What you have to do - Copy out lines with the word "name" from the material that follows.

** Start of Records shown **

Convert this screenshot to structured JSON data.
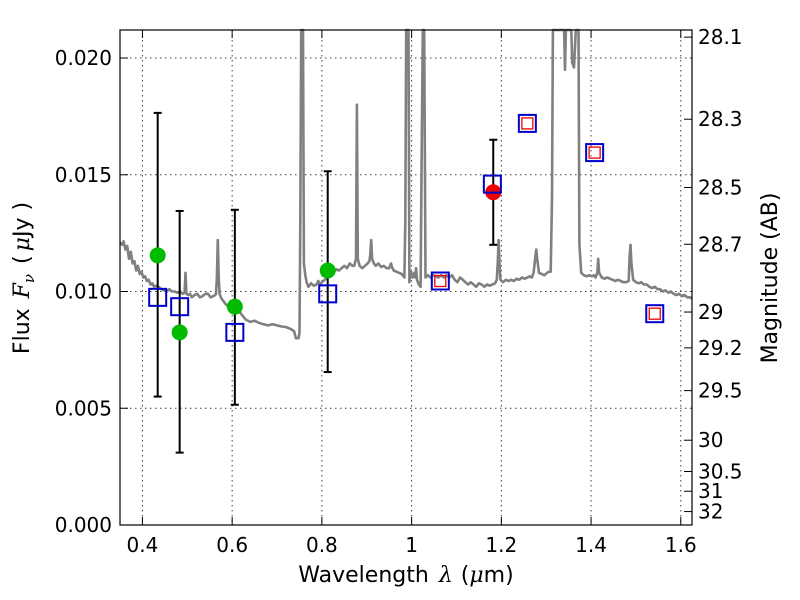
{
  "chart_data": {
    "type": "scatter",
    "title": "",
    "xlabel": {
      "prefix": "Wavelength",
      "symbol": "λ",
      "open": "(",
      "mu": "μ",
      "unit": "m)"
    },
    "ylabel": {
      "prefix": "Flux",
      "symbol": "F",
      "sub": "ν",
      "open": "(",
      "mu": "μ",
      "unit": "Jy )"
    },
    "y2label": "Magnitude (AB)",
    "xlim": [
      0.35,
      1.625
    ],
    "ylim": [
      0.0,
      0.0212
    ],
    "grid": true,
    "x_ticks": [
      0.4,
      0.6,
      0.8,
      1.0,
      1.2,
      1.4,
      1.6
    ],
    "x_tick_labels": [
      "0.4",
      "0.6",
      "0.8",
      "1",
      "1.2",
      "1.4",
      "1.6"
    ],
    "y_ticks": [
      0.0,
      0.005,
      0.01,
      0.015,
      0.02
    ],
    "y_tick_labels": [
      "0.000",
      "0.005",
      "0.010",
      "0.015",
      "0.020"
    ],
    "y2_ticks": [
      28.1,
      28.3,
      28.5,
      28.7,
      29,
      29.2,
      29.5,
      30,
      30.5,
      31,
      32
    ],
    "y2_tick_labels": [
      "28.1",
      "28.3",
      "28.5",
      "28.7",
      "29",
      "29.2",
      "29.5",
      "30",
      "30.5",
      "31",
      "32"
    ],
    "series": [
      {
        "name": "model spectrum",
        "kind": "line",
        "color": "#808080",
        "points": [
          [
            0.35,
            0.0121
          ],
          [
            0.355,
            0.012
          ],
          [
            0.358,
            0.01215
          ],
          [
            0.362,
            0.0118
          ],
          [
            0.366,
            0.01195
          ],
          [
            0.37,
            0.0114
          ],
          [
            0.374,
            0.0117
          ],
          [
            0.378,
            0.0112
          ],
          [
            0.382,
            0.0113
          ],
          [
            0.386,
            0.0109
          ],
          [
            0.39,
            0.0111
          ],
          [
            0.394,
            0.01075
          ],
          [
            0.398,
            0.01085
          ],
          [
            0.402,
            0.0106
          ],
          [
            0.406,
            0.01065
          ],
          [
            0.41,
            0.01045
          ],
          [
            0.414,
            0.0105
          ],
          [
            0.418,
            0.0103
          ],
          [
            0.422,
            0.01035
          ],
          [
            0.426,
            0.0102
          ],
          [
            0.43,
            0.01025
          ],
          [
            0.436,
            0.0102
          ],
          [
            0.442,
            0.0101
          ],
          [
            0.448,
            0.01005
          ],
          [
            0.454,
            0.01
          ],
          [
            0.46,
            0.0101
          ],
          [
            0.466,
            0.01
          ],
          [
            0.472,
            0.01
          ],
          [
            0.478,
            0.00995
          ],
          [
            0.484,
            0.01
          ],
          [
            0.49,
            0.0099
          ],
          [
            0.494,
            0.00995
          ],
          [
            0.496,
            0.0108
          ],
          [
            0.498,
            0.0099
          ],
          [
            0.502,
            0.00985
          ],
          [
            0.506,
            0.0099
          ],
          [
            0.51,
            0.00975
          ],
          [
            0.516,
            0.00985
          ],
          [
            0.522,
            0.0099
          ],
          [
            0.528,
            0.00975
          ],
          [
            0.534,
            0.0098
          ],
          [
            0.54,
            0.0099
          ],
          [
            0.546,
            0.0099
          ],
          [
            0.552,
            0.00975
          ],
          [
            0.558,
            0.0098
          ],
          [
            0.562,
            0.00985
          ],
          [
            0.564,
            0.0099
          ],
          [
            0.566,
            0.0106
          ],
          [
            0.568,
            0.0122
          ],
          [
            0.57,
            0.0106
          ],
          [
            0.572,
            0.0099
          ],
          [
            0.576,
            0.0097
          ],
          [
            0.58,
            0.0096
          ],
          [
            0.586,
            0.00945
          ],
          [
            0.592,
            0.00935
          ],
          [
            0.598,
            0.0093
          ],
          [
            0.604,
            0.0092
          ],
          [
            0.61,
            0.00915
          ],
          [
            0.616,
            0.00915
          ],
          [
            0.622,
            0.009
          ],
          [
            0.63,
            0.0088
          ],
          [
            0.64,
            0.0087
          ],
          [
            0.65,
            0.00875
          ],
          [
            0.66,
            0.00865
          ],
          [
            0.67,
            0.0086
          ],
          [
            0.68,
            0.00855
          ],
          [
            0.69,
            0.0086
          ],
          [
            0.7,
            0.00855
          ],
          [
            0.71,
            0.0085
          ],
          [
            0.72,
            0.00848
          ],
          [
            0.73,
            0.0084
          ],
          [
            0.738,
            0.0083
          ],
          [
            0.742,
            0.008
          ],
          [
            0.748,
            0.008
          ],
          [
            0.75,
            0.00825
          ],
          [
            0.752,
            0.013
          ],
          [
            0.754,
            0.0212
          ],
          [
            0.758,
            0.0212
          ],
          [
            0.76,
            0.0112
          ],
          [
            0.763,
            0.0107
          ],
          [
            0.766,
            0.0104
          ],
          [
            0.77,
            0.0102
          ],
          [
            0.776,
            0.01035
          ],
          [
            0.782,
            0.01025
          ],
          [
            0.788,
            0.0103
          ],
          [
            0.792,
            0.01045
          ],
          [
            0.796,
            0.0103
          ],
          [
            0.8,
            0.0104
          ],
          [
            0.806,
            0.0105
          ],
          [
            0.812,
            0.0106
          ],
          [
            0.816,
            0.0108
          ],
          [
            0.82,
            0.01075
          ],
          [
            0.826,
            0.0108
          ],
          [
            0.832,
            0.01095
          ],
          [
            0.838,
            0.0109
          ],
          [
            0.844,
            0.011
          ],
          [
            0.85,
            0.0111
          ],
          [
            0.856,
            0.011
          ],
          [
            0.862,
            0.0112
          ],
          [
            0.868,
            0.0111
          ],
          [
            0.872,
            0.0111
          ],
          [
            0.876,
            0.0114
          ],
          [
            0.878,
            0.018
          ],
          [
            0.88,
            0.0114
          ],
          [
            0.884,
            0.0111
          ],
          [
            0.89,
            0.011
          ],
          [
            0.896,
            0.0111
          ],
          [
            0.902,
            0.0112
          ],
          [
            0.906,
            0.0113
          ],
          [
            0.908,
            0.0116
          ],
          [
            0.91,
            0.0122
          ],
          [
            0.912,
            0.0114
          ],
          [
            0.916,
            0.0112
          ],
          [
            0.92,
            0.0111
          ],
          [
            0.926,
            0.0112
          ],
          [
            0.932,
            0.01105
          ],
          [
            0.938,
            0.0111
          ],
          [
            0.944,
            0.011
          ],
          [
            0.95,
            0.011
          ],
          [
            0.954,
            0.0112
          ],
          [
            0.956,
            0.01105
          ],
          [
            0.96,
            0.0109
          ],
          [
            0.966,
            0.01085
          ],
          [
            0.972,
            0.0108
          ],
          [
            0.978,
            0.01075
          ],
          [
            0.984,
            0.0106
          ],
          [
            0.986,
            0.013
          ],
          [
            0.988,
            0.0212
          ],
          [
            0.993,
            0.0212
          ],
          [
            0.995,
            0.0104
          ],
          [
            0.998,
            0.0109
          ],
          [
            1.002,
            0.0106
          ],
          [
            1.006,
            0.0108
          ],
          [
            1.008,
            0.0106
          ],
          [
            1.01,
            0.011
          ],
          [
            1.012,
            0.0105
          ],
          [
            1.016,
            0.0103
          ],
          [
            1.02,
            0.0102
          ],
          [
            1.022,
            0.015
          ],
          [
            1.025,
            0.0212
          ],
          [
            1.028,
            0.0212
          ],
          [
            1.031,
            0.0106
          ],
          [
            1.036,
            0.0107
          ],
          [
            1.042,
            0.0106
          ],
          [
            1.048,
            0.0107
          ],
          [
            1.054,
            0.01065
          ],
          [
            1.06,
            0.0106
          ],
          [
            1.066,
            0.0107
          ],
          [
            1.072,
            0.0106
          ],
          [
            1.078,
            0.0107
          ],
          [
            1.084,
            0.0106
          ],
          [
            1.09,
            0.0107
          ],
          [
            1.096,
            0.0105
          ],
          [
            1.102,
            0.0104
          ],
          [
            1.108,
            0.0106
          ],
          [
            1.114,
            0.0105
          ],
          [
            1.12,
            0.0104
          ],
          [
            1.126,
            0.0103
          ],
          [
            1.132,
            0.0104
          ],
          [
            1.138,
            0.0103
          ],
          [
            1.144,
            0.0102
          ],
          [
            1.15,
            0.01035
          ],
          [
            1.156,
            0.0103
          ],
          [
            1.162,
            0.0102
          ],
          [
            1.168,
            0.0103
          ],
          [
            1.174,
            0.01025
          ],
          [
            1.18,
            0.0103
          ],
          [
            1.186,
            0.01035
          ],
          [
            1.19,
            0.0105
          ],
          [
            1.192,
            0.0112
          ],
          [
            1.194,
            0.0122
          ],
          [
            1.196,
            0.0112
          ],
          [
            1.198,
            0.0105
          ],
          [
            1.204,
            0.0104
          ],
          [
            1.21,
            0.0105
          ],
          [
            1.216,
            0.01045
          ],
          [
            1.222,
            0.0105
          ],
          [
            1.228,
            0.01045
          ],
          [
            1.234,
            0.01055
          ],
          [
            1.24,
            0.0105
          ],
          [
            1.246,
            0.0106
          ],
          [
            1.252,
            0.01055
          ],
          [
            1.258,
            0.0106
          ],
          [
            1.264,
            0.01065
          ],
          [
            1.268,
            0.0106
          ],
          [
            1.272,
            0.0108
          ],
          [
            1.276,
            0.0115
          ],
          [
            1.278,
            0.0118
          ],
          [
            1.28,
            0.0114
          ],
          [
            1.284,
            0.0108
          ],
          [
            1.29,
            0.01075
          ],
          [
            1.296,
            0.0107
          ],
          [
            1.302,
            0.0108
          ],
          [
            1.306,
            0.01085
          ],
          [
            1.31,
            0.01085
          ],
          [
            1.313,
            0.014
          ],
          [
            1.315,
            0.0212
          ],
          [
            1.34,
            0.0212
          ],
          [
            1.342,
            0.0195
          ],
          [
            1.344,
            0.0212
          ],
          [
            1.356,
            0.0212
          ],
          [
            1.358,
            0.0198
          ],
          [
            1.362,
            0.0196
          ],
          [
            1.366,
            0.0212
          ],
          [
            1.372,
            0.0212
          ],
          [
            1.374,
            0.012
          ],
          [
            1.378,
            0.0108
          ],
          [
            1.384,
            0.0107
          ],
          [
            1.39,
            0.01065
          ],
          [
            1.396,
            0.0107
          ],
          [
            1.402,
            0.01065
          ],
          [
            1.406,
            0.0107
          ],
          [
            1.41,
            0.0106
          ],
          [
            1.414,
            0.0108
          ],
          [
            1.416,
            0.0114
          ],
          [
            1.418,
            0.0108
          ],
          [
            1.424,
            0.0106
          ],
          [
            1.43,
            0.01055
          ],
          [
            1.436,
            0.0106
          ],
          [
            1.442,
            0.01055
          ],
          [
            1.448,
            0.0105
          ],
          [
            1.454,
            0.01045
          ],
          [
            1.46,
            0.0105
          ],
          [
            1.466,
            0.01045
          ],
          [
            1.472,
            0.0104
          ],
          [
            1.478,
            0.0104
          ],
          [
            1.484,
            0.01045
          ],
          [
            1.486,
            0.0115
          ],
          [
            1.488,
            0.012
          ],
          [
            1.49,
            0.0112
          ],
          [
            1.494,
            0.0105
          ],
          [
            1.5,
            0.0104
          ],
          [
            1.506,
            0.01035
          ],
          [
            1.512,
            0.0104
          ],
          [
            1.518,
            0.0103
          ],
          [
            1.524,
            0.0103
          ],
          [
            1.53,
            0.0102
          ],
          [
            1.536,
            0.01015
          ],
          [
            1.542,
            0.0102
          ],
          [
            1.548,
            0.0101
          ],
          [
            1.554,
            0.0101
          ],
          [
            1.56,
            0.01
          ],
          [
            1.566,
            0.01005
          ],
          [
            1.572,
            0.00995
          ],
          [
            1.578,
            0.01
          ],
          [
            1.584,
            0.0099
          ],
          [
            1.59,
            0.00985
          ],
          [
            1.596,
            0.0099
          ],
          [
            1.602,
            0.0098
          ],
          [
            1.608,
            0.00985
          ],
          [
            1.614,
            0.00975
          ],
          [
            1.62,
            0.00975
          ],
          [
            1.625,
            0.0097
          ]
        ]
      },
      {
        "name": "observed (green)",
        "kind": "circle",
        "color": "#00bb00",
        "points": [
          {
            "x": 0.434,
            "y": 0.01155
          },
          {
            "x": 0.483,
            "y": 0.00825
          },
          {
            "x": 0.606,
            "y": 0.00935
          },
          {
            "x": 0.813,
            "y": 0.0109
          }
        ]
      },
      {
        "name": "observed (red)",
        "kind": "circle",
        "color": "#ee0000",
        "points": [
          {
            "x": 1.182,
            "y": 0.01425
          }
        ]
      },
      {
        "name": "error bars",
        "kind": "errorbar",
        "color": "#000000",
        "bars": [
          {
            "x": 0.434,
            "ylow": 0.0055,
            "yhigh": 0.01765
          },
          {
            "x": 0.483,
            "ylow": 0.0031,
            "yhigh": 0.01345
          },
          {
            "x": 0.606,
            "ylow": 0.00515,
            "yhigh": 0.0135
          },
          {
            "x": 0.813,
            "ylow": 0.00655,
            "yhigh": 0.01515
          },
          {
            "x": 1.182,
            "ylow": 0.012,
            "yhigh": 0.0165
          }
        ]
      },
      {
        "name": "model photometry",
        "kind": "square",
        "color": "#0000cc",
        "points": [
          {
            "x": 0.434,
            "y": 0.00975
          },
          {
            "x": 0.483,
            "y": 0.00935
          },
          {
            "x": 0.606,
            "y": 0.00825
          },
          {
            "x": 0.813,
            "y": 0.0099
          },
          {
            "x": 1.064,
            "y": 0.01045
          },
          {
            "x": 1.18,
            "y": 0.0146
          },
          {
            "x": 1.258,
            "y": 0.0172
          },
          {
            "x": 1.408,
            "y": 0.01595
          },
          {
            "x": 1.542,
            "y": 0.00905
          }
        ]
      },
      {
        "name": "inner markers (red)",
        "kind": "small-square",
        "color": "#ee0000",
        "points": [
          {
            "x": 1.064,
            "y": 0.01045
          },
          {
            "x": 1.258,
            "y": 0.0172
          },
          {
            "x": 1.408,
            "y": 0.01595
          },
          {
            "x": 1.542,
            "y": 0.00905
          }
        ]
      }
    ]
  }
}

** End of Records shown **

Full output -
        "name": "model spectrum",
        "name": "observed (green)",
        "name": "observed (red)",
        "name": "error bars",
        "name": "model photometry",
        "name": "inner markers (red)",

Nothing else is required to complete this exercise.